--- START OF Given information ---

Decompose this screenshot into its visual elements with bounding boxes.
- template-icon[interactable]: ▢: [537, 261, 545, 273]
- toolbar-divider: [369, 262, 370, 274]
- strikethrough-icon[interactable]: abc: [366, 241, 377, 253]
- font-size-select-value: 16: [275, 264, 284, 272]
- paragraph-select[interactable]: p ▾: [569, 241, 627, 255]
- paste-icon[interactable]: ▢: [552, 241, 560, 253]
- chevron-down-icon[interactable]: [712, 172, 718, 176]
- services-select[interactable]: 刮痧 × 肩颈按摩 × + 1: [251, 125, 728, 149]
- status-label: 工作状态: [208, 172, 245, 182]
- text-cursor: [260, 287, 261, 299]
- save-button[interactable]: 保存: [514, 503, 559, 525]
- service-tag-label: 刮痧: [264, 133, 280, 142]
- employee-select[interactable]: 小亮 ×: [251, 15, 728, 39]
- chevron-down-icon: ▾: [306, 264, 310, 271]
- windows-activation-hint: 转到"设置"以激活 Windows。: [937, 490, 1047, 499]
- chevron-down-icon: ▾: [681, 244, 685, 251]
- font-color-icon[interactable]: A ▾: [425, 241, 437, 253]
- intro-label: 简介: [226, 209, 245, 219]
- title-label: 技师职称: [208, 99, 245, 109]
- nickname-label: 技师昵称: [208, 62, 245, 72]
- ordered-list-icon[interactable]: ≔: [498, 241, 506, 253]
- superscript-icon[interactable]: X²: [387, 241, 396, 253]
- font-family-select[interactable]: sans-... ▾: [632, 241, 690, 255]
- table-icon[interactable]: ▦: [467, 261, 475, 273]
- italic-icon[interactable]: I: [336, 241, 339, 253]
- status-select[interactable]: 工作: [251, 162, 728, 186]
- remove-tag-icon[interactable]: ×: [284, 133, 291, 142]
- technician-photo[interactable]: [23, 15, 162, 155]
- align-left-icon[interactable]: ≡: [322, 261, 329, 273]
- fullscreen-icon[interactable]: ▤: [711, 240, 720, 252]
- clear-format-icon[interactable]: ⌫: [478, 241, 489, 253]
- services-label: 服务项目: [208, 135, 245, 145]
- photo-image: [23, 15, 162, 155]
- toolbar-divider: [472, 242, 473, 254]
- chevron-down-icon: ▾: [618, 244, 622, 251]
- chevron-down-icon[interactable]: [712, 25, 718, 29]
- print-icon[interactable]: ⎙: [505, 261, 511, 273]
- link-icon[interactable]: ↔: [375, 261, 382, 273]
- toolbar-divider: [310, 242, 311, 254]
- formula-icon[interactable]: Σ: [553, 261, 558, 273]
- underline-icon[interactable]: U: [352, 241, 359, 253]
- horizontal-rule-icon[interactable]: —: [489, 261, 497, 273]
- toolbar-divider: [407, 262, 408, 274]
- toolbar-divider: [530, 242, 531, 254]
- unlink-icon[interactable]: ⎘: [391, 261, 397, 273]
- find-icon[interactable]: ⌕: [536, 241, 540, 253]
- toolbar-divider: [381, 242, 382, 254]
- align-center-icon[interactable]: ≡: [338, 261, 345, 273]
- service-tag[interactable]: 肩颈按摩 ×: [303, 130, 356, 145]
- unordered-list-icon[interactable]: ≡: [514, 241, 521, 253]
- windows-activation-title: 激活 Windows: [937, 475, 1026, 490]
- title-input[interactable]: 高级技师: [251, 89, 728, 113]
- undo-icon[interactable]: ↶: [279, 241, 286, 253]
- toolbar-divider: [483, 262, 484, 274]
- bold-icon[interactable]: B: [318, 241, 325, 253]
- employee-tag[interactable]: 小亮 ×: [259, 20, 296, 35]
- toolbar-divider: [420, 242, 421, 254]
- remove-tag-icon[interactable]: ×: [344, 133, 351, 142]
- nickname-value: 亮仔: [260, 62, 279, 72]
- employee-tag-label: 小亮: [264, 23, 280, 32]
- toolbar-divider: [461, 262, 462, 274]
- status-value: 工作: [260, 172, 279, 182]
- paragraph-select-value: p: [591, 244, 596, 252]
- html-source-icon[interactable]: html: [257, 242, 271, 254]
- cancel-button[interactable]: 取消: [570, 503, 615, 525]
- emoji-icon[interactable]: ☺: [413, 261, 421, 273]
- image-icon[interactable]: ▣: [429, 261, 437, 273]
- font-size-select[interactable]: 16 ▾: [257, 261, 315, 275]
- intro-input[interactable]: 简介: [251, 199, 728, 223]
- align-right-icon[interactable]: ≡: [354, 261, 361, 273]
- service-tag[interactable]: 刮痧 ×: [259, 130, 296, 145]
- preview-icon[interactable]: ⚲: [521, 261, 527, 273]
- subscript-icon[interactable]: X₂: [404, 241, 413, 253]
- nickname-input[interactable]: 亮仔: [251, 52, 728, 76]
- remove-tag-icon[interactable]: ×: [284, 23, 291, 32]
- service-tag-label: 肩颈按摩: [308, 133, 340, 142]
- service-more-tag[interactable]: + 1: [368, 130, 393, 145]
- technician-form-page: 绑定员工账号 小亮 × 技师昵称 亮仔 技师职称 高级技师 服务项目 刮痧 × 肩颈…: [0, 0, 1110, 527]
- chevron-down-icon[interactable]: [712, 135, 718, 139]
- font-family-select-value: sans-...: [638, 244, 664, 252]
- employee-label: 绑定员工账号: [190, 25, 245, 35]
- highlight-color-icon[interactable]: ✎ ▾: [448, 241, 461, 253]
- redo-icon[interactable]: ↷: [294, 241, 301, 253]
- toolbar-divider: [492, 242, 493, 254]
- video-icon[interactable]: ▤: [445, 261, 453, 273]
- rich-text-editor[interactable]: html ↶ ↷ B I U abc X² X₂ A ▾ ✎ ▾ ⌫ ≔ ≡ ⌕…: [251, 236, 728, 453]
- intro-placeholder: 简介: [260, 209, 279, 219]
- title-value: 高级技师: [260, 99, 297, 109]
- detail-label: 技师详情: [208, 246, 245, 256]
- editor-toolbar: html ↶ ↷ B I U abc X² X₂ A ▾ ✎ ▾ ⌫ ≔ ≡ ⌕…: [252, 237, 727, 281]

--- END OF Given information ---

Your instructions: Rewrite the items above, swapping "toolbar-divider" for "toolbar-separator" everywhere it appears and keeping every other part the same.

Answer:
Decompose this screenshot into its visual elements with bounding boxes.
- template-icon[interactable]: ▢: [537, 261, 545, 273]
- toolbar-separator: [369, 262, 370, 274]
- strikethrough-icon[interactable]: abc: [366, 241, 377, 253]
- font-size-select-value: 16: [275, 264, 284, 272]
- paragraph-select[interactable]: p ▾: [569, 241, 627, 255]
- paste-icon[interactable]: ▢: [552, 241, 560, 253]
- chevron-down-icon[interactable]: [712, 172, 718, 176]
- services-select[interactable]: 刮痧 × 肩颈按摩 × + 1: [251, 125, 728, 149]
- status-label: 工作状态: [208, 172, 245, 182]
- text-cursor: [260, 287, 261, 299]
- save-button[interactable]: 保存: [514, 503, 559, 525]
- service-tag-label: 刮痧: [264, 133, 280, 142]
- employee-select[interactable]: 小亮 ×: [251, 15, 728, 39]
- chevron-down-icon: ▾: [306, 264, 310, 271]
- windows-activation-hint: 转到"设置"以激活 Windows。: [937, 490, 1047, 499]
- chevron-down-icon: ▾: [681, 244, 685, 251]
- font-color-icon[interactable]: A ▾: [425, 241, 437, 253]
- intro-label: 简介: [226, 209, 245, 219]
- title-label: 技师职称: [208, 99, 245, 109]
- nickname-label: 技师昵称: [208, 62, 245, 72]
- ordered-list-icon[interactable]: ≔: [498, 241, 506, 253]
- superscript-icon[interactable]: X²: [387, 241, 396, 253]
- font-family-select[interactable]: sans-... ▾: [632, 241, 690, 255]
- table-icon[interactable]: ▦: [467, 261, 475, 273]
- italic-icon[interactable]: I: [336, 241, 339, 253]
- status-select[interactable]: 工作: [251, 162, 728, 186]
- remove-tag-icon[interactable]: ×: [284, 133, 291, 142]
- technician-photo[interactable]: [23, 15, 162, 155]
- align-left-icon[interactable]: ≡: [322, 261, 329, 273]
- fullscreen-icon[interactable]: ▤: [711, 240, 720, 252]
- clear-format-icon[interactable]: ⌫: [478, 241, 489, 253]
- services-label: 服务项目: [208, 135, 245, 145]
- photo-image: [23, 15, 162, 155]
- toolbar-separator: [472, 242, 473, 254]
- chevron-down-icon: ▾: [618, 244, 622, 251]
- chevron-down-icon[interactable]: [712, 25, 718, 29]
- print-icon[interactable]: ⎙: [505, 261, 511, 273]
- link-icon[interactable]: ↔: [375, 261, 382, 273]
- toolbar-separator: [310, 242, 311, 254]
- formula-icon[interactable]: Σ: [553, 261, 558, 273]
- underline-icon[interactable]: U: [352, 241, 359, 253]
- horizontal-rule-icon[interactable]: —: [489, 261, 497, 273]
- toolbar-separator: [407, 262, 408, 274]
- toolbar-separator: [530, 242, 531, 254]
- unlink-icon[interactable]: ⎘: [391, 261, 397, 273]
- find-icon[interactable]: ⌕: [536, 241, 540, 253]
- toolbar-separator: [381, 242, 382, 254]
- align-center-icon[interactable]: ≡: [338, 261, 345, 273]
- service-tag[interactable]: 肩颈按摩 ×: [303, 130, 356, 145]
- unordered-list-icon[interactable]: ≡: [514, 241, 521, 253]
- windows-activation-title: 激活 Windows: [937, 475, 1026, 490]
- title-input[interactable]: 高级技师: [251, 89, 728, 113]
- undo-icon[interactable]: ↶: [279, 241, 286, 253]
- toolbar-separator: [483, 262, 484, 274]
- bold-icon[interactable]: B: [318, 241, 325, 253]
- employee-tag[interactable]: 小亮 ×: [259, 20, 296, 35]
- toolbar-separator: [420, 242, 421, 254]
- remove-tag-icon[interactable]: ×: [344, 133, 351, 142]
- nickname-value: 亮仔: [260, 62, 279, 72]
- employee-tag-label: 小亮: [264, 23, 280, 32]
- toolbar-separator: [461, 262, 462, 274]
- status-value: 工作: [260, 172, 279, 182]
- paragraph-select-value: p: [591, 244, 596, 252]
- html-source-icon[interactable]: html: [257, 242, 271, 254]
- cancel-button[interactable]: 取消: [570, 503, 615, 525]
- emoji-icon[interactable]: ☺: [413, 261, 421, 273]
- image-icon[interactable]: ▣: [429, 261, 437, 273]
- font-size-select[interactable]: 16 ▾: [257, 261, 315, 275]
- intro-input[interactable]: 简介: [251, 199, 728, 223]
- align-right-icon[interactable]: ≡: [354, 261, 361, 273]
- service-tag[interactable]: 刮痧 ×: [259, 130, 296, 145]
- preview-icon[interactable]: ⚲: [521, 261, 527, 273]
- subscript-icon[interactable]: X₂: [404, 241, 413, 253]
- nickname-input[interactable]: 亮仔: [251, 52, 728, 76]
- remove-tag-icon[interactable]: ×: [284, 23, 291, 32]
- service-tag-label: 肩颈按摩: [308, 133, 340, 142]
- service-more-tag[interactable]: + 1: [368, 130, 393, 145]
- technician-form-page: 绑定员工账号 小亮 × 技师昵称 亮仔 技师职称 高级技师 服务项目 刮痧 × 肩颈…: [0, 0, 1110, 527]
- chevron-down-icon[interactable]: [712, 135, 718, 139]
- font-family-select-value: sans-...: [638, 244, 664, 252]
- employee-label: 绑定员工账号: [190, 25, 245, 35]
- highlight-color-icon[interactable]: ✎ ▾: [448, 241, 461, 253]
- redo-icon[interactable]: ↷: [294, 241, 301, 253]
- toolbar-separator: [492, 242, 493, 254]
- video-icon[interactable]: ▤: [445, 261, 453, 273]
- rich-text-editor[interactable]: html ↶ ↷ B I U abc X² X₂ A ▾ ✎ ▾ ⌫ ≔ ≡ ⌕…: [251, 236, 728, 453]
- intro-placeholder: 简介: [260, 209, 279, 219]
- title-value: 高级技师: [260, 99, 297, 109]
- detail-label: 技师详情: [208, 246, 245, 256]
- editor-toolbar: html ↶ ↷ B I U abc X² X₂ A ▾ ✎ ▾ ⌫ ≔ ≡ ⌕…: [252, 237, 727, 281]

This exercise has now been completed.